**Stated exercise:**
Each entry below should be returned exactly as is, with the pictures removed.

**Provided records:**

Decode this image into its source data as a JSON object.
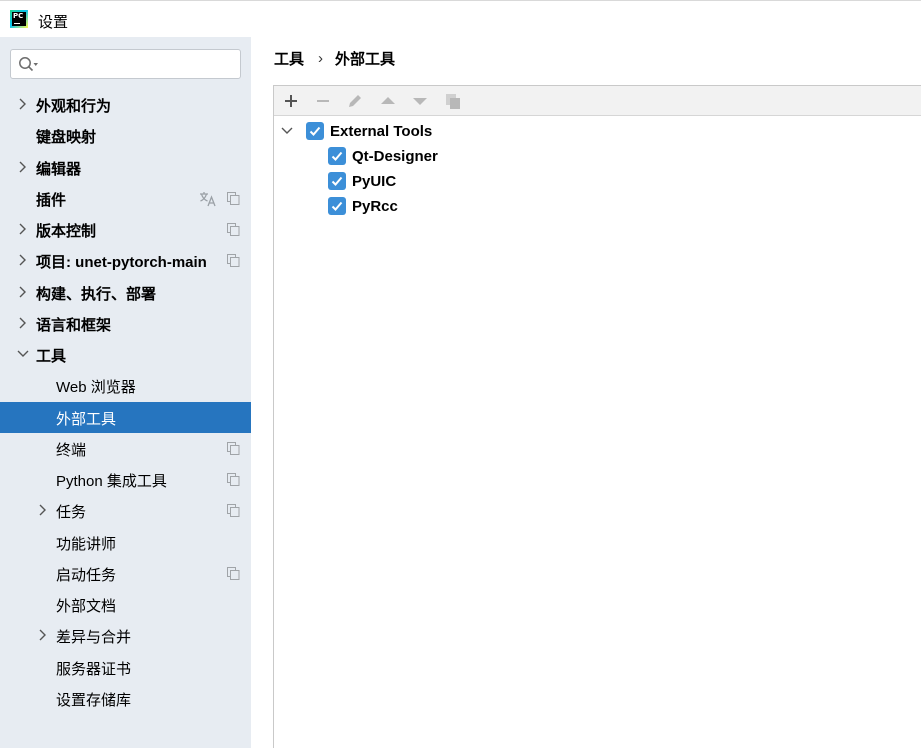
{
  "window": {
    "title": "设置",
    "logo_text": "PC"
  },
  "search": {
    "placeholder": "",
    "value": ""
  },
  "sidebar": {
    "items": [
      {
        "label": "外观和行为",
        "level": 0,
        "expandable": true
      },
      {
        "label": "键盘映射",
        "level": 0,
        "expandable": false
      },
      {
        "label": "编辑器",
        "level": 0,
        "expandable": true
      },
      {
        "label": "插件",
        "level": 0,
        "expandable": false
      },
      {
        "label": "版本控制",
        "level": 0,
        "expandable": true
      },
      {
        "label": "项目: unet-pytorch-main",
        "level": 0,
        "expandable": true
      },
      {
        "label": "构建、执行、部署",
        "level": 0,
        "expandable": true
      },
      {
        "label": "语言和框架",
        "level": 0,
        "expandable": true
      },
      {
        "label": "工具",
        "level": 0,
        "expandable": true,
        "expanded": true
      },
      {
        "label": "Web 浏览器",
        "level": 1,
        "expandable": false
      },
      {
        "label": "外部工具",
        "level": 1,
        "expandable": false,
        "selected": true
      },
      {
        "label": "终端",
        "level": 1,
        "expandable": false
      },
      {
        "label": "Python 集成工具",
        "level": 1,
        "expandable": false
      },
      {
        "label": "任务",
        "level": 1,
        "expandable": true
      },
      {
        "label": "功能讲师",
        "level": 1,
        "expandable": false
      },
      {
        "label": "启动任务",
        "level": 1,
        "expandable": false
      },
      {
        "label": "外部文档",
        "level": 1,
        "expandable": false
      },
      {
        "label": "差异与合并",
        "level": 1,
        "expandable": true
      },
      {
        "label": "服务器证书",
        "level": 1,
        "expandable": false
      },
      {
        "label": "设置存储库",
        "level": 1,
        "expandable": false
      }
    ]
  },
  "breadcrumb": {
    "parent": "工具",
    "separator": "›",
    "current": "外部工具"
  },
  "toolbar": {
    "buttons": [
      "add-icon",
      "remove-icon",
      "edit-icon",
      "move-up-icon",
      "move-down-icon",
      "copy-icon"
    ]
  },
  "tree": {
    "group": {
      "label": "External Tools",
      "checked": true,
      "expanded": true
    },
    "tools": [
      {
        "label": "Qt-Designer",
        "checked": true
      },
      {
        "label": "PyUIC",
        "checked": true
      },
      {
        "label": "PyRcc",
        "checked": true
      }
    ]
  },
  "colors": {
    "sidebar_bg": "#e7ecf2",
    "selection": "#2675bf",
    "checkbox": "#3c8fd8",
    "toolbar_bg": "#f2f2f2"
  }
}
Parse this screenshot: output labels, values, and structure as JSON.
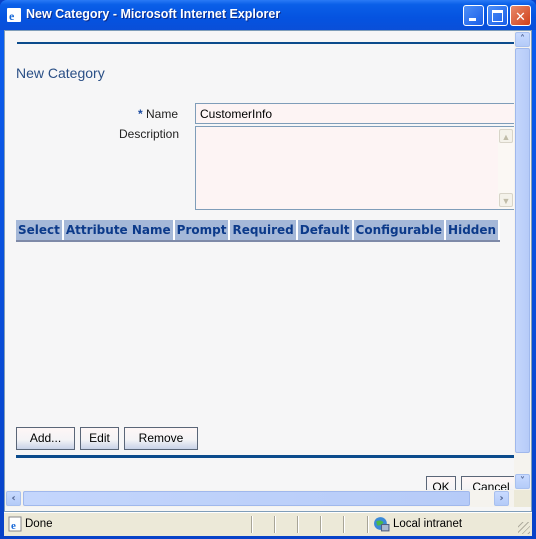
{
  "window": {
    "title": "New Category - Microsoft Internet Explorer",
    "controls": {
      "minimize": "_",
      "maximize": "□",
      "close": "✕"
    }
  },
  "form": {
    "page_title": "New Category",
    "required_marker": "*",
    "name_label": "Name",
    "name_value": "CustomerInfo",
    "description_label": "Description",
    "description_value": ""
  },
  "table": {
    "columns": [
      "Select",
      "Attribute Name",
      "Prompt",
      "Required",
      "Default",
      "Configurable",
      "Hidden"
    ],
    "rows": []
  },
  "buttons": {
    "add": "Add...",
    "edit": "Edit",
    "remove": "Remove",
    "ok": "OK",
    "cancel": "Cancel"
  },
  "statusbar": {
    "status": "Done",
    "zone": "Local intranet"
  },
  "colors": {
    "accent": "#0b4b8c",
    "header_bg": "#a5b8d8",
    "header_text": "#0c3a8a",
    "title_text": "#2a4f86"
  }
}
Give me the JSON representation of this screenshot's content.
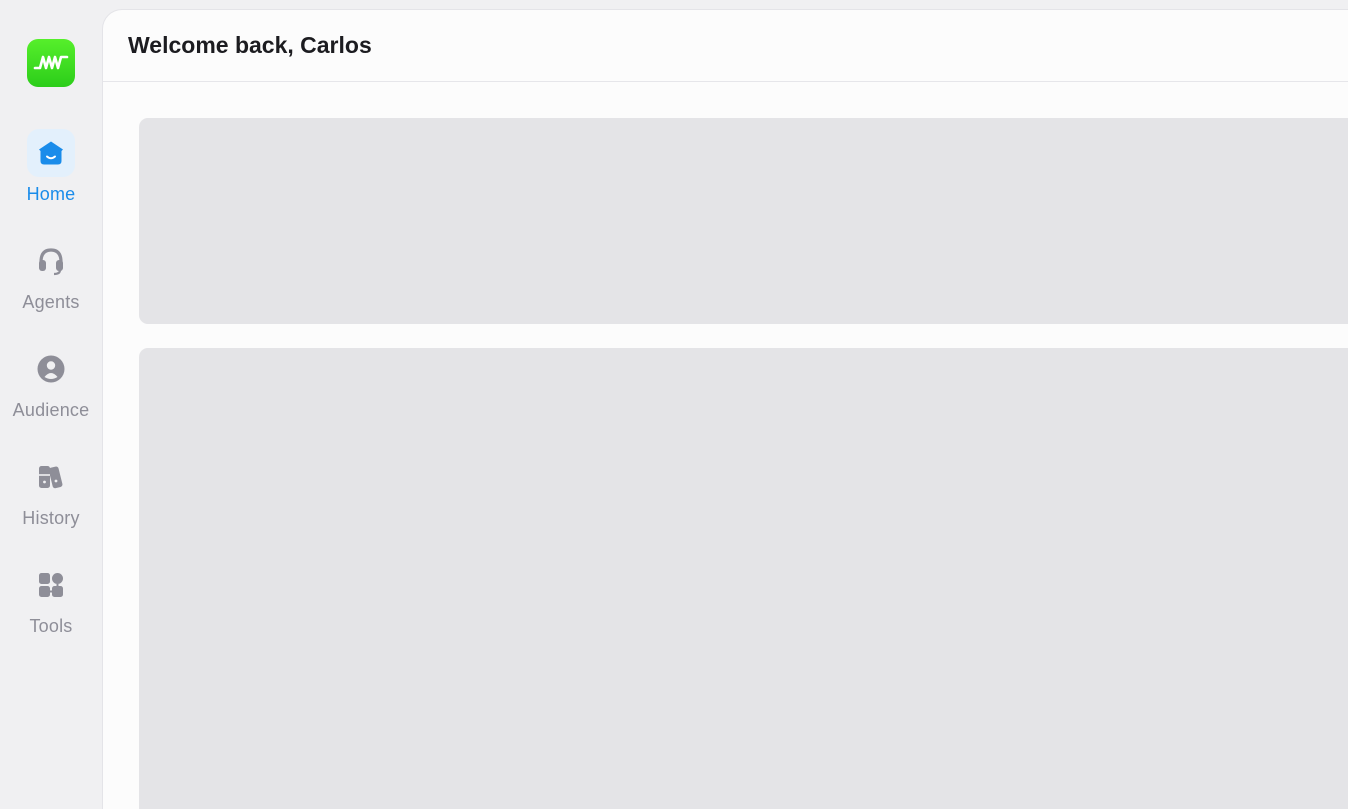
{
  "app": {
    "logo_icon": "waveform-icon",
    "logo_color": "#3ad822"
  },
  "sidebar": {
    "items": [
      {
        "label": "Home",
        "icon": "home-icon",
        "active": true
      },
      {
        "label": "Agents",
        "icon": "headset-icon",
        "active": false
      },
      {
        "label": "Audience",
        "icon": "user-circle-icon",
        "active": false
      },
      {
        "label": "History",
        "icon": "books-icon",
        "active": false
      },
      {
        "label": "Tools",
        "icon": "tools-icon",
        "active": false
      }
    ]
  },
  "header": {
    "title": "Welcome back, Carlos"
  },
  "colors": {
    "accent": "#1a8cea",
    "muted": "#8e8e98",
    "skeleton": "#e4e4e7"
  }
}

**Expected answer:**
Decode this image into its source data as a JSON object.
{
  "window": {
    "title": "设置",
    "logo_text": "PC"
  },
  "search": {
    "placeholder": "",
    "value": ""
  },
  "sidebar": {
    "items": [
      {
        "label": "外观和行为",
        "level": 0,
        "expandable": true
      },
      {
        "label": "键盘映射",
        "level": 0,
        "expandable": false
      },
      {
        "label": "编辑器",
        "level": 0,
        "expandable": true
      },
      {
        "label": "插件",
        "level": 0,
        "expandable": false
      },
      {
        "label": "版本控制",
        "level": 0,
        "expandable": true
      },
      {
        "label": "项目: unet-pytorch-main",
        "level": 0,
        "expandable": true
      },
      {
        "label": "构建、执行、部署",
        "level": 0,
        "expandable": true
      },
      {
        "label": "语言和框架",
        "level": 0,
        "expandable": true
      },
      {
        "label": "工具",
        "level": 0,
        "expandable": true,
        "expanded": true
      },
      {
        "label": "Web 浏览器",
        "level": 1,
        "expandable": false
      },
      {
        "label": "外部工具",
        "level": 1,
        "expandable": false,
        "selected": true
      },
      {
        "label": "终端",
        "level": 1,
        "expandable": false
      },
      {
        "label": "Python 集成工具",
        "level": 1,
        "expandable": false
      },
      {
        "label": "任务",
        "level": 1,
        "expandable": true
      },
      {
        "label": "功能讲师",
        "level": 1,
        "expandable": false
      },
      {
        "label": "启动任务",
        "level": 1,
        "expandable": false
      },
      {
        "label": "外部文档",
        "level": 1,
        "expandable": false
      },
      {
        "label": "差异与合并",
        "level": 1,
        "expandable": true
      },
      {
        "label": "服务器证书",
        "level": 1,
        "expandable": false
      },
      {
        "label": "设置存储库",
        "level": 1,
        "expandable": false
      }
    ]
  },
  "breadcrumb": {
    "parent": "工具",
    "separator": "›",
    "current": "外部工具"
  },
  "toolbar": {
    "buttons": [
      "add-icon",
      "remove-icon",
      "edit-icon",
      "move-up-icon",
      "move-down-icon",
      "copy-icon"
    ]
  },
  "tree": {
    "group": {
      "label": "External Tools",
      "checked": true,
      "expanded": true
    },
    "tools": [
      {
        "label": "Qt-Designer",
        "checked": true
      },
      {
        "label": "PyUIC",
        "checked": true
      },
      {
        "label": "PyRcc",
        "checked": true
      }
    ]
  },
  "colors": {
    "sidebar_bg": "#e7ecf2",
    "selection": "#2675bf",
    "checkbox": "#3c8fd8",
    "toolbar_bg": "#f2f2f2"
  }
}
Parse this screenshot: output labels, values, and structure as JSON.
{
  "window": {
    "title": "New Category - Microsoft Internet Explorer",
    "controls": {
      "minimize": "_",
      "maximize": "□",
      "close": "✕"
    }
  },
  "form": {
    "page_title": "New Category",
    "required_marker": "*",
    "name_label": "Name",
    "name_value": "CustomerInfo",
    "description_label": "Description",
    "description_value": ""
  },
  "table": {
    "columns": [
      "Select",
      "Attribute Name",
      "Prompt",
      "Required",
      "Default",
      "Configurable",
      "Hidden"
    ],
    "rows": []
  },
  "buttons": {
    "add": "Add...",
    "edit": "Edit",
    "remove": "Remove",
    "ok": "OK",
    "cancel": "Cancel"
  },
  "statusbar": {
    "status": "Done",
    "zone": "Local intranet"
  },
  "colors": {
    "accent": "#0b4b8c",
    "header_bg": "#a5b8d8",
    "header_text": "#0c3a8a",
    "title_text": "#2a4f86"
  }
}
Give me the JSON representation of this screenshot's content.
{
  "app": {
    "logo_icon": "waveform-icon",
    "logo_color": "#3ad822"
  },
  "sidebar": {
    "items": [
      {
        "label": "Home",
        "icon": "home-icon",
        "active": true
      },
      {
        "label": "Agents",
        "icon": "headset-icon",
        "active": false
      },
      {
        "label": "Audience",
        "icon": "user-circle-icon",
        "active": false
      },
      {
        "label": "History",
        "icon": "books-icon",
        "active": false
      },
      {
        "label": "Tools",
        "icon": "tools-icon",
        "active": false
      }
    ]
  },
  "header": {
    "title": "Welcome back, Carlos"
  },
  "colors": {
    "accent": "#1a8cea",
    "muted": "#8e8e98",
    "skeleton": "#e4e4e7"
  }
}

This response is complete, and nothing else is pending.